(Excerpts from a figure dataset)
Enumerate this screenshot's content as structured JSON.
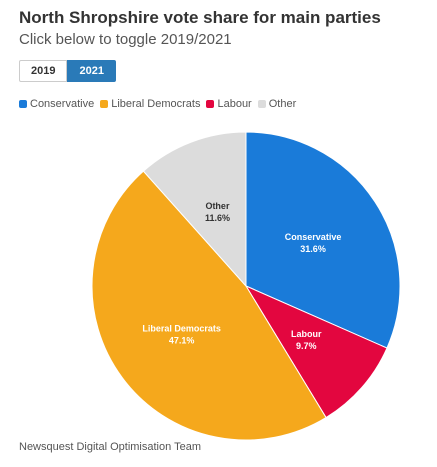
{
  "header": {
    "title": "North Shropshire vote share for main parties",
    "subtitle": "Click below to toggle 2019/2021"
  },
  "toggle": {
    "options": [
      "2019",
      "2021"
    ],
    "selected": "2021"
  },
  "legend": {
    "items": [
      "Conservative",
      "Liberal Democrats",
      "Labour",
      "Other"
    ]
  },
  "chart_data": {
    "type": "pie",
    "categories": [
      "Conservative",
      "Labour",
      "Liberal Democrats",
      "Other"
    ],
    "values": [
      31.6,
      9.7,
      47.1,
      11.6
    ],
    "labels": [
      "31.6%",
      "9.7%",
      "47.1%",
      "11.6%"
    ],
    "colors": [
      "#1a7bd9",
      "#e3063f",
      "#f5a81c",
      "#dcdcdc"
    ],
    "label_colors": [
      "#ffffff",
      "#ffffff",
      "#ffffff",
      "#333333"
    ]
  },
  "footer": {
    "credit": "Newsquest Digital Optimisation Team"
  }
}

**WHAT THE TASK REQUIRES:**
Quote the records in full and exactly; skip any image.

**EXERCISE OUTPUT:**
Enumerate this screenshot's content as structured JSON.
{
  "header": {
    "title": "North Shropshire vote share for main parties",
    "subtitle": "Click below to toggle 2019/2021"
  },
  "toggle": {
    "options": [
      "2019",
      "2021"
    ],
    "selected": "2021"
  },
  "legend": {
    "items": [
      "Conservative",
      "Liberal Democrats",
      "Labour",
      "Other"
    ]
  },
  "chart_data": {
    "type": "pie",
    "categories": [
      "Conservative",
      "Labour",
      "Liberal Democrats",
      "Other"
    ],
    "values": [
      31.6,
      9.7,
      47.1,
      11.6
    ],
    "labels": [
      "31.6%",
      "9.7%",
      "47.1%",
      "11.6%"
    ],
    "colors": [
      "#1a7bd9",
      "#e3063f",
      "#f5a81c",
      "#dcdcdc"
    ],
    "label_colors": [
      "#ffffff",
      "#ffffff",
      "#ffffff",
      "#333333"
    ]
  },
  "footer": {
    "credit": "Newsquest Digital Optimisation Team"
  }
}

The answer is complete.